- [What you should do]
Return all entries precisely as they stand, without the images.

- [Data provided]
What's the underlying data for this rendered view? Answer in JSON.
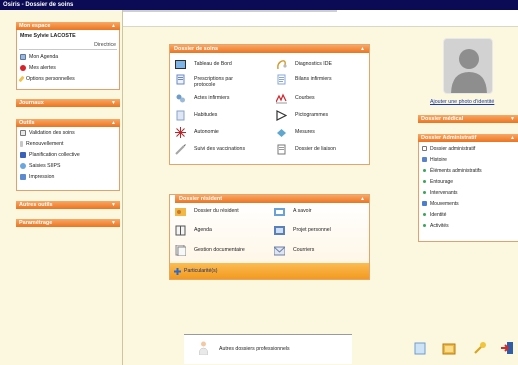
{
  "window": {
    "title": "Osiris - Dossier de soins"
  },
  "sidebar": {
    "mon_espace": {
      "header": "Mon espace",
      "user_name": "Mme Sylvie LACOSTE",
      "role": "Directrice",
      "items": [
        {
          "label": "Mon Agenda",
          "icon": "calendar-icon"
        },
        {
          "label": "Mes alertes",
          "icon": "alert-icon"
        },
        {
          "label": "Options personnelles",
          "icon": "pencil-icon"
        }
      ]
    },
    "journaux": {
      "header": "Journaux"
    },
    "outils": {
      "header": "Outils",
      "items": [
        {
          "label": "Validation des soins",
          "icon": "checklist-icon"
        },
        {
          "label": "Renouvellement",
          "icon": "syringe-icon"
        },
        {
          "label": "Planification collective",
          "icon": "grid-icon"
        },
        {
          "label": "Saisies SIIPS",
          "icon": "globe-icon"
        },
        {
          "label": "Impression",
          "icon": "printer-icon"
        }
      ]
    },
    "autres_outils": {
      "header": "Autres outils"
    },
    "parametrage": {
      "header": "Paramétrage"
    }
  },
  "dossier_soins": {
    "header": "Dossier de soins",
    "items": [
      {
        "label": "Tableau de Bord",
        "icon": "dashboard-icon"
      },
      {
        "label": "Diagnostics IDE",
        "icon": "stethoscope-icon"
      },
      {
        "label": "Prescriptions par protocole",
        "icon": "prescription-icon"
      },
      {
        "label": "Bilans infirmiers",
        "icon": "document-icon"
      },
      {
        "label": "Actes infirmiers",
        "icon": "nurse-icon"
      },
      {
        "label": "Courbes",
        "icon": "curve-icon"
      },
      {
        "label": "Habitudes",
        "icon": "habits-icon"
      },
      {
        "label": "Pictogrammes",
        "icon": "pictogram-icon"
      },
      {
        "label": "Autonomie",
        "icon": "autonomy-icon"
      },
      {
        "label": "Mesures",
        "icon": "measure-icon"
      },
      {
        "label": "Suivi des vaccinations",
        "icon": "vaccine-icon"
      },
      {
        "label": "Dossier de liaison",
        "icon": "folder-link-icon"
      }
    ]
  },
  "dossier_resident": {
    "header": "Dossier résident",
    "items": [
      {
        "label": "Dossier du résident",
        "icon": "resident-folder-icon"
      },
      {
        "label": "A savoir",
        "icon": "info-icon"
      },
      {
        "label": "Agenda",
        "icon": "agenda-icon"
      },
      {
        "label": "Projet personnel",
        "icon": "project-icon"
      },
      {
        "label": "Gestion documentaire",
        "icon": "docs-icon"
      },
      {
        "label": "Courriers",
        "icon": "mail-icon"
      }
    ],
    "particularites": "Particularité(s)"
  },
  "autres_dossiers": {
    "label": "Autres dossiers professionnels"
  },
  "right": {
    "photo_link": "Ajouter une photo d'identité",
    "dossier_medical": {
      "header": "Dossier médical"
    },
    "dossier_administratif": {
      "header": "Dossier Administratif",
      "items": [
        {
          "label": "Dossier administratif"
        },
        {
          "label": "Histoire"
        },
        {
          "label": "Éléments administratifs"
        },
        {
          "label": "Entourage"
        },
        {
          "label": "Intervenants"
        },
        {
          "label": "Mouvements"
        },
        {
          "label": "Identité"
        },
        {
          "label": "Activités"
        }
      ]
    }
  },
  "colors": {
    "accent": "#ec7420",
    "title_bar": "#0b0b55",
    "background": "#fbf8df",
    "link": "#1a3aa5"
  }
}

- [Output of the exercise]
What's the underlying data for this rendered view? Answer in JSON.
{
  "window": {
    "title": "Osiris - Dossier de soins"
  },
  "sidebar": {
    "mon_espace": {
      "header": "Mon espace",
      "user_name": "Mme Sylvie LACOSTE",
      "role": "Directrice",
      "items": [
        {
          "label": "Mon Agenda",
          "icon": "calendar-icon"
        },
        {
          "label": "Mes alertes",
          "icon": "alert-icon"
        },
        {
          "label": "Options personnelles",
          "icon": "pencil-icon"
        }
      ]
    },
    "journaux": {
      "header": "Journaux"
    },
    "outils": {
      "header": "Outils",
      "items": [
        {
          "label": "Validation des soins",
          "icon": "checklist-icon"
        },
        {
          "label": "Renouvellement",
          "icon": "syringe-icon"
        },
        {
          "label": "Planification collective",
          "icon": "grid-icon"
        },
        {
          "label": "Saisies SIIPS",
          "icon": "globe-icon"
        },
        {
          "label": "Impression",
          "icon": "printer-icon"
        }
      ]
    },
    "autres_outils": {
      "header": "Autres outils"
    },
    "parametrage": {
      "header": "Paramétrage"
    }
  },
  "dossier_soins": {
    "header": "Dossier de soins",
    "items": [
      {
        "label": "Tableau de Bord",
        "icon": "dashboard-icon"
      },
      {
        "label": "Diagnostics IDE",
        "icon": "stethoscope-icon"
      },
      {
        "label": "Prescriptions par protocole",
        "icon": "prescription-icon"
      },
      {
        "label": "Bilans infirmiers",
        "icon": "document-icon"
      },
      {
        "label": "Actes infirmiers",
        "icon": "nurse-icon"
      },
      {
        "label": "Courbes",
        "icon": "curve-icon"
      },
      {
        "label": "Habitudes",
        "icon": "habits-icon"
      },
      {
        "label": "Pictogrammes",
        "icon": "pictogram-icon"
      },
      {
        "label": "Autonomie",
        "icon": "autonomy-icon"
      },
      {
        "label": "Mesures",
        "icon": "measure-icon"
      },
      {
        "label": "Suivi des vaccinations",
        "icon": "vaccine-icon"
      },
      {
        "label": "Dossier de liaison",
        "icon": "folder-link-icon"
      }
    ]
  },
  "dossier_resident": {
    "header": "Dossier résident",
    "items": [
      {
        "label": "Dossier du résident",
        "icon": "resident-folder-icon"
      },
      {
        "label": "A savoir",
        "icon": "info-icon"
      },
      {
        "label": "Agenda",
        "icon": "agenda-icon"
      },
      {
        "label": "Projet personnel",
        "icon": "project-icon"
      },
      {
        "label": "Gestion documentaire",
        "icon": "docs-icon"
      },
      {
        "label": "Courriers",
        "icon": "mail-icon"
      }
    ],
    "particularites": "Particularité(s)"
  },
  "autres_dossiers": {
    "label": "Autres dossiers professionnels"
  },
  "right": {
    "photo_link": "Ajouter une photo d'identité",
    "dossier_medical": {
      "header": "Dossier médical"
    },
    "dossier_administratif": {
      "header": "Dossier Administratif",
      "items": [
        {
          "label": "Dossier administratif"
        },
        {
          "label": "Histoire"
        },
        {
          "label": "Éléments administratifs"
        },
        {
          "label": "Entourage"
        },
        {
          "label": "Intervenants"
        },
        {
          "label": "Mouvements"
        },
        {
          "label": "Identité"
        },
        {
          "label": "Activités"
        }
      ]
    }
  },
  "colors": {
    "accent": "#ec7420",
    "title_bar": "#0b0b55",
    "background": "#fbf8df",
    "link": "#1a3aa5"
  }
}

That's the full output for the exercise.